#### The request:
Copy out, character for character, every line from the start of the lines down to and including the one containing "watermark-line-2: ESO HDP".

#### Provided data:
____

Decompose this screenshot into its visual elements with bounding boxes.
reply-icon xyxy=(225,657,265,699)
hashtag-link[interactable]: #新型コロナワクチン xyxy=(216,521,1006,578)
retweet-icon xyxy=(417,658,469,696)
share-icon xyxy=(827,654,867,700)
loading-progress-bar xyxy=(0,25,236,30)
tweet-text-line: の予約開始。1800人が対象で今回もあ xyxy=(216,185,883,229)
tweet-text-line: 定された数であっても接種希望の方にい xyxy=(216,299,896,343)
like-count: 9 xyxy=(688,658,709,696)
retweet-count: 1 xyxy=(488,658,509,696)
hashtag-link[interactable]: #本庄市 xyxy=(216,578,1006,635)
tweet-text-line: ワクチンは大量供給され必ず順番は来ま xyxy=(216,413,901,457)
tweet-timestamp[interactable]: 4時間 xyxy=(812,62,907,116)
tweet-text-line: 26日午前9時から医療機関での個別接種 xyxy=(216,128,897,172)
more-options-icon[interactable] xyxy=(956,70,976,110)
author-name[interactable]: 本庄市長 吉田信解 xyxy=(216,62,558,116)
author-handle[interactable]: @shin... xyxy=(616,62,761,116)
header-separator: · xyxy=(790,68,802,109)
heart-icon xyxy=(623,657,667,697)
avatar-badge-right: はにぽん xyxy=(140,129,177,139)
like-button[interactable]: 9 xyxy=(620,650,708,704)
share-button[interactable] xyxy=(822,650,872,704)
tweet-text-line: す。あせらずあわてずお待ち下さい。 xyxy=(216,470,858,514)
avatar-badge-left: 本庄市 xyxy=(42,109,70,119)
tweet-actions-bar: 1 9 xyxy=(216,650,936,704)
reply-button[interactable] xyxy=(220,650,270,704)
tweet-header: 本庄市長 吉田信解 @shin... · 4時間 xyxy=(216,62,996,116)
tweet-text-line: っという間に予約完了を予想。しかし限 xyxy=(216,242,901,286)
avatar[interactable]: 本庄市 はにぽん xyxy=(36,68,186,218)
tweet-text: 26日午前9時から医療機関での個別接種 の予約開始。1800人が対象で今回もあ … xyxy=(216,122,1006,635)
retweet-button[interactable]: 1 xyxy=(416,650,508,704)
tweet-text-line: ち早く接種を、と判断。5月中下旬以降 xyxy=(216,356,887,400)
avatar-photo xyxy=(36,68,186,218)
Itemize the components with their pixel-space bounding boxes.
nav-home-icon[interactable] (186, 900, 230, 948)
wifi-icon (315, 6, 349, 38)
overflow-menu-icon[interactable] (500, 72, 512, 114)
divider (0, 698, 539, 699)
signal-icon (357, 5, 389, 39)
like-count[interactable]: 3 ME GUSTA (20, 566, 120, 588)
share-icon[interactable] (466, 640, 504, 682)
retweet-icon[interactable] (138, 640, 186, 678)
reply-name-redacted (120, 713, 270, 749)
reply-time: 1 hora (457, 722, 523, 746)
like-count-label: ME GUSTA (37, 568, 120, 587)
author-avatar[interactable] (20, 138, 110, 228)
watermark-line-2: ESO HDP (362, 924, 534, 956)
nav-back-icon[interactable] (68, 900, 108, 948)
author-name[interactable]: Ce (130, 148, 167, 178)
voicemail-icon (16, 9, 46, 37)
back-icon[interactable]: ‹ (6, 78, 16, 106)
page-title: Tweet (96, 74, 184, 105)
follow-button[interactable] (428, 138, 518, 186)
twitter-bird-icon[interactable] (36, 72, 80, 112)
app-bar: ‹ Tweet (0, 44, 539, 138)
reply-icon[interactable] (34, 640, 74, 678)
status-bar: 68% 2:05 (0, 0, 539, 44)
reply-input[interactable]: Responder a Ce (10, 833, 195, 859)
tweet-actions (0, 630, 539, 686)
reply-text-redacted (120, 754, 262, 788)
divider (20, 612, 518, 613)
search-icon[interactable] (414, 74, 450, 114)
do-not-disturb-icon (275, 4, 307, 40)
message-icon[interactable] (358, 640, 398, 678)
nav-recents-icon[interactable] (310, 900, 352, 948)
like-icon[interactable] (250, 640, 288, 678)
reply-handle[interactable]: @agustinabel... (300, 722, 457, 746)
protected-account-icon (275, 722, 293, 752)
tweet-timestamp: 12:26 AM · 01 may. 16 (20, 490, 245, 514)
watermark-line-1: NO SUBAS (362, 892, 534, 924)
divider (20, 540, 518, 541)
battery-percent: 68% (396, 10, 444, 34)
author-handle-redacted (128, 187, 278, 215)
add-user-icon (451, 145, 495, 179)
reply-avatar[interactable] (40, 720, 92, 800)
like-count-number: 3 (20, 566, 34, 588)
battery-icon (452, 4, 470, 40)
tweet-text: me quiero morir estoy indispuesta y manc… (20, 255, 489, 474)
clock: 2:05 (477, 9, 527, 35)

____

#### Output below:
Decompose this screenshot into its visual elements with bounding boxes.
reply-icon xyxy=(225,657,265,699)
hashtag-link[interactable]: #新型コロナワクチン xyxy=(216,521,1006,578)
retweet-icon xyxy=(417,658,469,696)
share-icon xyxy=(827,654,867,700)
loading-progress-bar xyxy=(0,25,236,30)
tweet-text-line: の予約開始。1800人が対象で今回もあ xyxy=(216,185,883,229)
tweet-text-line: 定された数であっても接種希望の方にい xyxy=(216,299,896,343)
like-count: 9 xyxy=(688,658,709,696)
retweet-count: 1 xyxy=(488,658,509,696)
hashtag-link[interactable]: #本庄市 xyxy=(216,578,1006,635)
tweet-text-line: ワクチンは大量供給され必ず順番は来ま xyxy=(216,413,901,457)
tweet-timestamp[interactable]: 4時間 xyxy=(812,62,907,116)
tweet-text-line: 26日午前9時から医療機関での個別接種 xyxy=(216,128,897,172)
more-options-icon[interactable] xyxy=(956,70,976,110)
author-name[interactable]: 本庄市長 吉田信解 xyxy=(216,62,558,116)
author-handle[interactable]: @shin... xyxy=(616,62,761,116)
header-separator: · xyxy=(790,68,802,109)
heart-icon xyxy=(623,657,667,697)
avatar-badge-right: はにぽん xyxy=(140,129,177,139)
like-button[interactable]: 9 xyxy=(620,650,708,704)
share-button[interactable] xyxy=(822,650,872,704)
tweet-text-line: す。あせらずあわてずお待ち下さい。 xyxy=(216,470,858,514)
avatar-badge-left: 本庄市 xyxy=(42,109,70,119)
tweet-actions-bar: 1 9 xyxy=(216,650,936,704)
reply-button[interactable] xyxy=(220,650,270,704)
tweet-header: 本庄市長 吉田信解 @shin... · 4時間 xyxy=(216,62,996,116)
tweet-text-line: っという間に予約完了を予想。しかし限 xyxy=(216,242,901,286)
avatar[interactable]: 本庄市 はにぽん xyxy=(36,68,186,218)
tweet-text: 26日午前9時から医療機関での個別接種 の予約開始。1800人が対象で今回もあ … xyxy=(216,122,1006,635)
retweet-button[interactable]: 1 xyxy=(416,650,508,704)
tweet-text-line: ち早く接種を、と判断。5月中下旬以降 xyxy=(216,356,887,400)
avatar-photo xyxy=(36,68,186,218)
Itemize the components with their pixel-space bounding boxes.
nav-home-icon[interactable] (186, 900, 230, 948)
wifi-icon (315, 6, 349, 38)
overflow-menu-icon[interactable] (500, 72, 512, 114)
divider (0, 698, 539, 699)
signal-icon (357, 5, 389, 39)
like-count[interactable]: 3 ME GUSTA (20, 566, 120, 588)
share-icon[interactable] (466, 640, 504, 682)
retweet-icon[interactable] (138, 640, 186, 678)
reply-name-redacted (120, 713, 270, 749)
reply-time: 1 hora (457, 722, 523, 746)
like-count-label: ME GUSTA (37, 568, 120, 587)
author-avatar[interactable] (20, 138, 110, 228)
watermark-line-2: ESO HDP (362, 924, 534, 956)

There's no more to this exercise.